_SELECTED TEXT_
* * * *

I can't tell from the plate itself about the capacitors, there's certainly enough space for it to have had the word "run" in there at one point, but the sticker has peeled off and turned black in that spot. Sorry.


----------



## HandyHousewife (May 26, 2016)

You guys are awesome! I'll have DH check this stuff when he gets home and we'll see what our options are. In the meantime, I suppose I should probably get back to the stuff they pay me the big buck…erm that I get lots of prestig…well, you know. ;-)


----------



## TheFridge (May 1, 2014)

56 frame is pretty much a run of the mill standard motor. I'd be willing to bet just about any motor with a 56 base should work. This I only know because of minimal research and in passing while changing motors and looking for replacements.


----------



## dschlic1 (Jan 3, 2013)

If this is the type of saw with the motor hanging off the back, then just about any frame that is of similar size will work. Might have to purchase a new pulley if the shaft size is different.

But I agree if the motor is humming but not turning, some simple trouble shooting is in order. If you feel such is beyond your capabilities, check your local listings for an electrician.


----------



## Joseymike (Feb 15, 2017)

You might be able to find a cheap craftsmans 113. replacement saw on CL to see if you like them or not. I see a lot of contractors TS for about $100-200 with a good motor. Could get something for your saw without the motor of you decided to sell it.


----------



## runswithscissors (Nov 8, 2012)

Years and years is a long time for an aunt to be siting. Maybe not a favorite aunt?


----------



## HandyHousewife (May 26, 2016)

OK, so I got tired of waiting for my husband to get around to taking the motor apart, so I did it myself. This is a surefire way to ensure that my husband comes to help. ;-) It was filthy in there, lots of sawdust and a couple of mud dobber's nests, but between the shopvac and the air compressor I got the worst of that out.










^That's the "before" picture for all you smart alecs on here. ;-)

One side of the shaft came off of the cover like it was no big deal, but the other end seemed wedged on pretty tight, so we had to break out a hammer and a makeshift punch. Then, when the shaft finally came apart, it didn't have any "bearings", it was more of a bushing.










It was buggered up though, so it needs to be replaced, and when it came out, we discovered it has a number on it, so that will hopefully help. My FIL says he has a whole bunch of bushings that we're welcome to dig through or he suggested HD/Menards. We'll see.

The cover for the capacitor came off easily, but was packed clear full of sawdust. I got quite a bit of it out, but was a bit nervous about poking around in there with a screwdriver to loosen it up. We're not sure how to test it to see if it's still working, but we can probably look it up online somewhere. When I put it back together, should I put some silicone or liquid gasket around it to seal it up from new dirt/debris?

* * * *

_TASK INPUT_
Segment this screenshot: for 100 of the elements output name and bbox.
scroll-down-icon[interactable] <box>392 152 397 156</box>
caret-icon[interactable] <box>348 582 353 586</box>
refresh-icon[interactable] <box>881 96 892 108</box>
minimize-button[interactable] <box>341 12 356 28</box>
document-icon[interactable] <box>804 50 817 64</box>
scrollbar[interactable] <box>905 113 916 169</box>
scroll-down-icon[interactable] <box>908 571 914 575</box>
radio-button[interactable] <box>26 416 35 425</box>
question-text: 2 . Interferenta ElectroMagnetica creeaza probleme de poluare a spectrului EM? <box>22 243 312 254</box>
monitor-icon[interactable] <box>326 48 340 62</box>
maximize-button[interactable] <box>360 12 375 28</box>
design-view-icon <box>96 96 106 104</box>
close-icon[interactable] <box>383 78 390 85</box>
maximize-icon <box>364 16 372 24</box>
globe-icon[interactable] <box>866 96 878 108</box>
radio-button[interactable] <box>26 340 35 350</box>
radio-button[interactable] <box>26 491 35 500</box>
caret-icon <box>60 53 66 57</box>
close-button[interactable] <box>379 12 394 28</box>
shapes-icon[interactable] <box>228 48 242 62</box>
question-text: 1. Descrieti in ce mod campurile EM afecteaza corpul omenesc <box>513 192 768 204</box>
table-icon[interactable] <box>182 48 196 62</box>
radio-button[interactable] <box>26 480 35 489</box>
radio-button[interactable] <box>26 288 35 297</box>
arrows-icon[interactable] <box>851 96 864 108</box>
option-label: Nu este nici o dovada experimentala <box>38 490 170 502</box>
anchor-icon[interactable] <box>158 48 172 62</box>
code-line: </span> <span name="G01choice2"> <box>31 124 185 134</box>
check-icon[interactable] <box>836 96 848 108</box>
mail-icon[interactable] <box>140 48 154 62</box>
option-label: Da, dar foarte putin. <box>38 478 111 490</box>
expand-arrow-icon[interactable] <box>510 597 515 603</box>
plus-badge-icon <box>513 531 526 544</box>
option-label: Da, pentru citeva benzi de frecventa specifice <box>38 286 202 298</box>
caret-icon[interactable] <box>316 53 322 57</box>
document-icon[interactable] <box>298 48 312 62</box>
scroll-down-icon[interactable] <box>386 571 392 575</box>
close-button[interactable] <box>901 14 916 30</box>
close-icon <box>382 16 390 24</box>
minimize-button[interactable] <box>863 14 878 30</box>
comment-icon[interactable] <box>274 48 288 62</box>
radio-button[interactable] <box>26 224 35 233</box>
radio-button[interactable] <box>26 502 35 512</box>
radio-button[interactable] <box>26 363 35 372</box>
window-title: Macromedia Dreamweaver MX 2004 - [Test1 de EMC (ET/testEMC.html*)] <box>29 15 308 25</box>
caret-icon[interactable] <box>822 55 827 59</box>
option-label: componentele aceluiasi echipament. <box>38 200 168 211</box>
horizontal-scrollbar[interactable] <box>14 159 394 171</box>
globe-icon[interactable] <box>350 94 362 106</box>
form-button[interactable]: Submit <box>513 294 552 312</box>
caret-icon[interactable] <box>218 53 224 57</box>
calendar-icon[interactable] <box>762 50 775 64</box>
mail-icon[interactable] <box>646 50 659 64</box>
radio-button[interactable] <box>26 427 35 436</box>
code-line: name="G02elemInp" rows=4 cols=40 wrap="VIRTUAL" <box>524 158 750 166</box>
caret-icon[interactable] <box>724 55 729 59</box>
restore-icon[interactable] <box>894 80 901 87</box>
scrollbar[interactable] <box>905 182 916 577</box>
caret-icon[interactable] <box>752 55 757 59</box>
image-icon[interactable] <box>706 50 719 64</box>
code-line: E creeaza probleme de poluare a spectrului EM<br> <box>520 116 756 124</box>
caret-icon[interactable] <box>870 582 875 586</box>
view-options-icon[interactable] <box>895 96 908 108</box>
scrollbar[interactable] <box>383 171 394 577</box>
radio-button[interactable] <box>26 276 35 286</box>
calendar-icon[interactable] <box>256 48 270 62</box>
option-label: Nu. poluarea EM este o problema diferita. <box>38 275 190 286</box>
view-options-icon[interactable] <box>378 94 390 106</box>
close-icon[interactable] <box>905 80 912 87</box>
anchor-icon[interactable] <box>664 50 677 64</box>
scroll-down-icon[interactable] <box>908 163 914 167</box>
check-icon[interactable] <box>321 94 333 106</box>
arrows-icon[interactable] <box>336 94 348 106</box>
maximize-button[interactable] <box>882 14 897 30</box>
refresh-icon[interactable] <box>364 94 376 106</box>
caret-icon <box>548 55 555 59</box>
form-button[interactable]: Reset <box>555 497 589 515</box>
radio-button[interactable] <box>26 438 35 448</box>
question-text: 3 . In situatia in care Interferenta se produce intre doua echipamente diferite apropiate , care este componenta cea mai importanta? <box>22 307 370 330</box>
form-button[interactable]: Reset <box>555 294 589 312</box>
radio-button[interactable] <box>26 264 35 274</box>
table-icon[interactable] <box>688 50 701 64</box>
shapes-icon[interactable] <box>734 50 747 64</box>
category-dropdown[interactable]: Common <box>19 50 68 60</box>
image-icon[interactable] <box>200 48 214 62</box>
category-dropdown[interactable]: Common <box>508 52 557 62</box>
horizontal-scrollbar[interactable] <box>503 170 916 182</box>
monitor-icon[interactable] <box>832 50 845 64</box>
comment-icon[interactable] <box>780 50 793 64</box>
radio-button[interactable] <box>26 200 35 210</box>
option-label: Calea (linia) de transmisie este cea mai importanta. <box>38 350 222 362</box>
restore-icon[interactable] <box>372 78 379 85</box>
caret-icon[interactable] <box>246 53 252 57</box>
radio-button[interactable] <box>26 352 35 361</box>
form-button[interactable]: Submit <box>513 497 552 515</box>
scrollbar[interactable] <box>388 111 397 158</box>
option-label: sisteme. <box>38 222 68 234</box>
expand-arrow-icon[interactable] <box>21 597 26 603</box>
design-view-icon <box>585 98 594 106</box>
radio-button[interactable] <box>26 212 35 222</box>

* * * *

_EXERCISE TASK A_
Write out the records word for word, beginning at their first line and going on through the line with "document-icon[interactable] <box>804 50".
_EXERCISE TASK B_
Pick up the forum thread about the saw motor where it stops and keep writing it.
The forum thread and the records have no connection to each other.

_WRITTEN ANSWER A_
Segment this screenshot: for 100 of the elements output name and bbox.
scroll-down-icon[interactable] <box>392 152 397 156</box>
caret-icon[interactable] <box>348 582 353 586</box>
refresh-icon[interactable] <box>881 96 892 108</box>
minimize-button[interactable] <box>341 12 356 28</box>
document-icon[interactable] <box>804 50 817 64</box>

_WRITTEN ANSWER B_
----------



## TheFridge (May 1, 2014)

No silicone or anything really needed.

Something in that picture right above doesn't look right. Like the end cap of the casting was broken off.

I see now the motor says sleeve bearings. That's new to me.


----------



## MrUnix (May 18, 2012)

Sleeve bearings are pretty typical on those saws, particularly the lower end ones. Surprisingly enough though, bronze sleeve bearings have less friction and last much longer than ball bearings - as long as they are kept maintained! Most think it would be the opposite, since it appears to be metal on metal contact - but the shaft actually rides on a thin film of oil. Once you let them dry up, then it is actually metal on metal, and they can become toast pretty quick.

Replacing them is kind of a PITA. You need to press out the old ones and press in new ones. In addition, those bearings typically have a slot or two in them for the wicking felts to contact the shaft, and sometimes have small oil channels milled into them for greater oil distribution. Usually if the bushings are in good condition, it's a good idea to pull the wicking felts out, clean and re-saturate with oil before reassembly. They are like like little dirt and grime magnets and you will be amazed at how much crap can come out of them. The metal cap on the inside that covers them should just be a press fit and pop right off with a screwdriver or similar.

Capacitor can be tested with a cheap multimeter in resistance mode. Lots of videos online showing how. Don't worry, it won't bite 

Cheers,
Brad


----------



## HandyHousewife (May 26, 2016)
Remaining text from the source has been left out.